● Stated task:
Gather up every line from the entries below that uses the word "watermark".
>> Begin Available data
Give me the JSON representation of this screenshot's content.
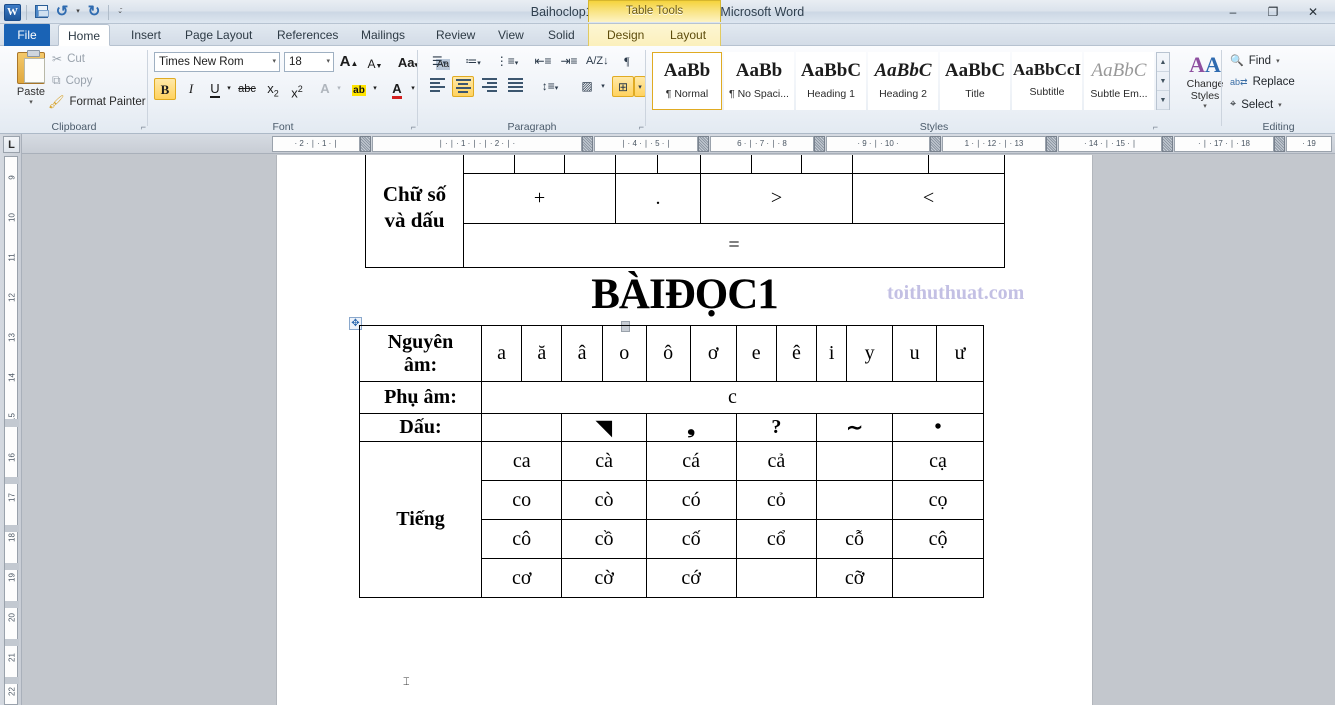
{
  "window": {
    "title": "Baihoclop1 [Compatibility Mode]  -  Microsoft Word",
    "app_logo": "word-logo",
    "minimize": "–",
    "restore": "❐",
    "close": "✕"
  },
  "quick_access": {
    "save": "save-icon",
    "undo": "undo-icon",
    "undo_dropdown": "▾",
    "redo": "redo-icon",
    "customize": "▾"
  },
  "contextual": {
    "label": "Table Tools"
  },
  "tabs": [
    {
      "label": "File",
      "kind": "file"
    },
    {
      "label": "Home",
      "kind": "active"
    },
    {
      "label": "Insert",
      "kind": "normal"
    },
    {
      "label": "Page Layout",
      "kind": "normal"
    },
    {
      "label": "References",
      "kind": "normal"
    },
    {
      "label": "Mailings",
      "kind": "normal"
    },
    {
      "label": "Review",
      "kind": "normal"
    },
    {
      "label": "View",
      "kind": "normal"
    },
    {
      "label": "Solid",
      "kind": "normal"
    },
    {
      "label": "Design",
      "kind": "ctx"
    },
    {
      "label": "Layout",
      "kind": "ctx"
    }
  ],
  "ribbon": {
    "clipboard": {
      "label": "Clipboard",
      "paste": "Paste",
      "paste_dropdown": "▾",
      "cut": "Cut",
      "copy": "Copy",
      "format_painter": "Format Painter",
      "dialog_launcher": "⌐"
    },
    "font": {
      "label": "Font",
      "font_name": "Times New Rom",
      "font_size": "18",
      "grow_font": "A",
      "shrink_font": "A",
      "change_case": "Aa",
      "clear_formatting": "clear-formatting-icon",
      "bold": "B",
      "italic": "I",
      "underline": "U",
      "strikethrough": "abc",
      "subscript": "x",
      "superscript": "x",
      "text_effects": "A",
      "highlight": "ab",
      "font_color": "A",
      "dialog_launcher": "⌐"
    },
    "paragraph": {
      "label": "Paragraph",
      "bullets": "bullets-icon",
      "numbering": "numbering-icon",
      "multilevel": "multilevel-list-icon",
      "decrease_indent": "decrease-indent-icon",
      "increase_indent": "increase-indent-icon",
      "sort": "sort-icon",
      "show_marks": "¶",
      "align_left": "align-left-icon",
      "align_center": "align-center-icon",
      "align_right": "align-right-icon",
      "justify": "justify-icon",
      "line_spacing": "line-spacing-icon",
      "shading": "shading-icon",
      "borders": "borders-icon",
      "dialog_launcher": "⌐"
    },
    "styles": {
      "label": "Styles",
      "items": [
        {
          "preview": "AaBb",
          "name": "¶ Normal",
          "selected": true
        },
        {
          "preview": "AaBb",
          "name": "¶ No Spaci...",
          "selected": false
        },
        {
          "preview": "AaBbC",
          "name": "Heading 1",
          "selected": false
        },
        {
          "preview": "AaBbC",
          "name": "Heading 2",
          "selected": false
        },
        {
          "preview": "AaBbC",
          "name": "Title",
          "selected": false
        },
        {
          "preview": "AaBbCcI",
          "name": "Subtitle",
          "selected": false
        },
        {
          "preview": "AaBbC",
          "name": "Subtle Em...",
          "selected": false
        }
      ],
      "scroll_up": "▲",
      "scroll_down": "▼",
      "more": "▼",
      "change_styles": "Change Styles",
      "change_styles_dropdown": "▾",
      "dialog_launcher": "⌐"
    },
    "editing": {
      "label": "Editing",
      "find": "Find",
      "find_dropdown": "▾",
      "replace": "Replace",
      "select": "Select",
      "select_dropdown": "▾"
    }
  },
  "rulers": {
    "tab_selector": "L",
    "horizontal_segments": [
      "·  2  ·  ∣  ·  1  ·  ∣",
      "∣  ·  ∣  ·  1  ·  ∣  ·  ∣  ·  2  ·  ∣  ·",
      "∣  ·  4  ·  ∣  ·  5  ·  ∣",
      "6  ·  ∣  ·  7  ·  ∣  ·  8",
      "·  9  ·  ∣  ·  10  ·",
      "1  ·  ∣  ·  12  ·  ∣  ·  13",
      "·  14  ·  ∣  ·  15  ·  ∣",
      "·  ∣  ·  17  ·  ∣  ·  18",
      "·  19"
    ],
    "vertical_numbers": [
      "9",
      "10",
      "11",
      "12",
      "13",
      "14",
      "15",
      "16",
      "17",
      "18",
      "19",
      "20",
      "21",
      "22"
    ]
  },
  "document": {
    "title": "BÀIĐỌC1",
    "watermark": "toithuthuat.com",
    "table_move_handle": "move-table-icon",
    "top_table": {
      "row_label": [
        "Chữ số",
        "và dấu"
      ],
      "symbols": [
        "+",
        ".",
        ">",
        "<"
      ],
      "equals": "="
    },
    "main_table": {
      "vowel_label": [
        "Nguyên",
        "âm:"
      ],
      "vowels": [
        "a",
        "ă",
        "â",
        "o",
        "ô",
        "ơ",
        "e",
        "ê",
        "i",
        "y",
        "u",
        "ư"
      ],
      "consonant_label": "Phụ âm:",
      "consonants": "c",
      "tone_label": "Dấu:",
      "tones": [
        "",
        "◥",
        "❟",
        "?",
        "∼",
        "•"
      ],
      "syllable_label": "Tiếng",
      "syllables": [
        [
          "ca",
          "cà",
          "cá",
          "cả",
          "",
          "cạ"
        ],
        [
          "co",
          "cò",
          "có",
          "cỏ",
          "",
          "cọ"
        ],
        [
          "cô",
          "cồ",
          "cố",
          "cổ",
          "cỗ",
          "cộ"
        ],
        [
          "cơ",
          "cờ",
          "cớ",
          "",
          "cỡ",
          ""
        ]
      ]
    }
  },
  "colors": {
    "accent": "#1a63b5",
    "contextual_tab": "#f5d33c",
    "selection_highlight": "#ffd25f",
    "watermark": "#c3c0e4"
  }
}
>> End Available data
● Task output:
    "watermark": "toithuthuat.com",
    "watermark": "#c3c0e4"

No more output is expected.